Supplied data:
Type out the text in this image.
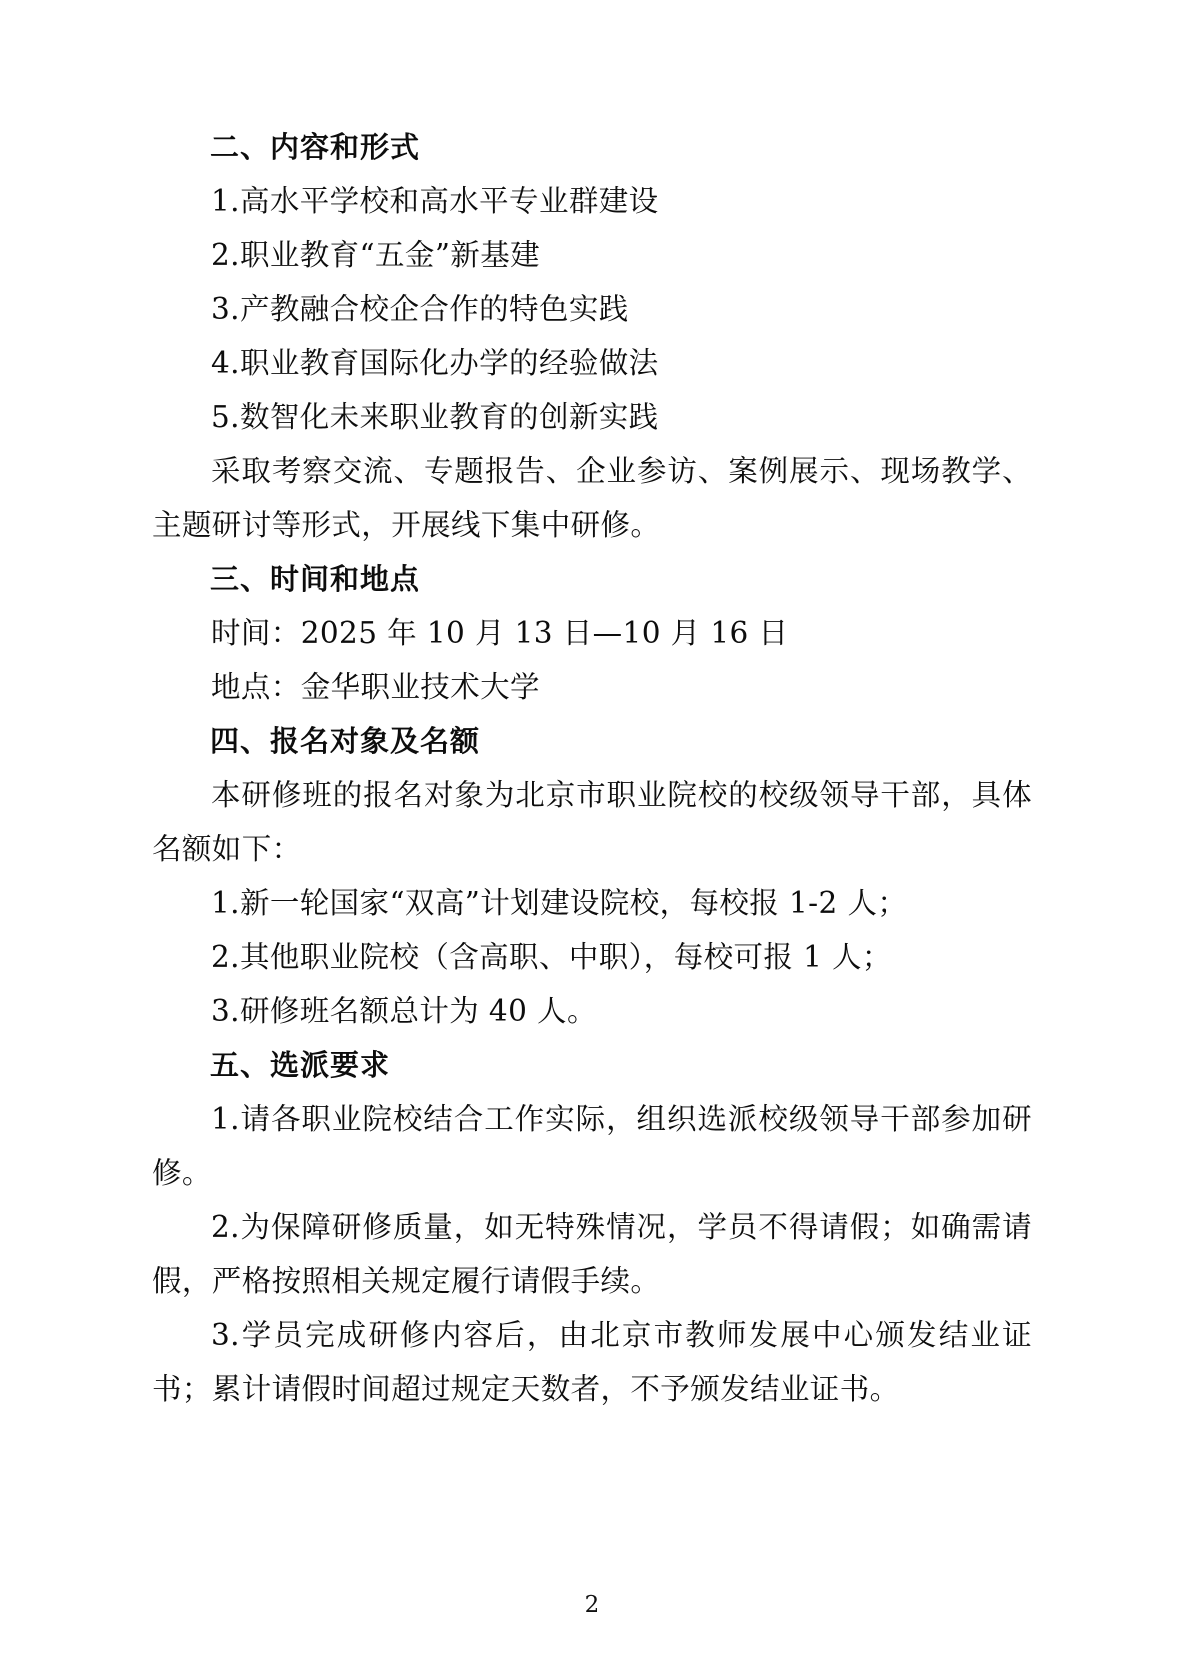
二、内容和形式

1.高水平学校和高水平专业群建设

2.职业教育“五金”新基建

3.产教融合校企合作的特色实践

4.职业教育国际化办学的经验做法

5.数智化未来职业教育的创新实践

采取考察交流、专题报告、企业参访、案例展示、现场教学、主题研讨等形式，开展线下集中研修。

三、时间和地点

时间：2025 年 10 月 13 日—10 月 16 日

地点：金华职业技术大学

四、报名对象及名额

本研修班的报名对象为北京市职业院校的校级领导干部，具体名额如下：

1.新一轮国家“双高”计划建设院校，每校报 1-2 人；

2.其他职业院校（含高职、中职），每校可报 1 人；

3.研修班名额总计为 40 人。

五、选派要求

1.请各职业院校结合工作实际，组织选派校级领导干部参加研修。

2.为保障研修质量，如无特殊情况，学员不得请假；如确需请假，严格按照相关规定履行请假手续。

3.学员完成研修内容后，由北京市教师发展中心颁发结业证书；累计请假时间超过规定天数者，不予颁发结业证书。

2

What to work on:
Transcribe the material exactly, leaving every picture out.

Response:
Type out the text in this image.
二、内容和形式

1.高水平学校和高水平专业群建设

2.职业教育“五金”新基建

3.产教融合校企合作的特色实践

4.职业教育国际化办学的经验做法

5.数智化未来职业教育的创新实践

采取考察交流、专题报告、企业参访、案例展示、现场教学、主题研讨等形式，开展线下集中研修。

三、时间和地点

时间：2025 年 10 月 13 日—10 月 16 日

地点：金华职业技术大学

四、报名对象及名额

本研修班的报名对象为北京市职业院校的校级领导干部，具体名额如下：

1.新一轮国家“双高”计划建设院校，每校报 1-2 人；

2.其他职业院校（含高职、中职），每校可报 1 人；

3.研修班名额总计为 40 人。

五、选派要求

1.请各职业院校结合工作实际，组织选派校级领导干部参加研修。

2.为保障研修质量，如无特殊情况，学员不得请假；如确需请假，严格按照相关规定履行请假手续。

3.学员完成研修内容后，由北京市教师发展中心颁发结业证书；累计请假时间超过规定天数者，不予颁发结业证书。

2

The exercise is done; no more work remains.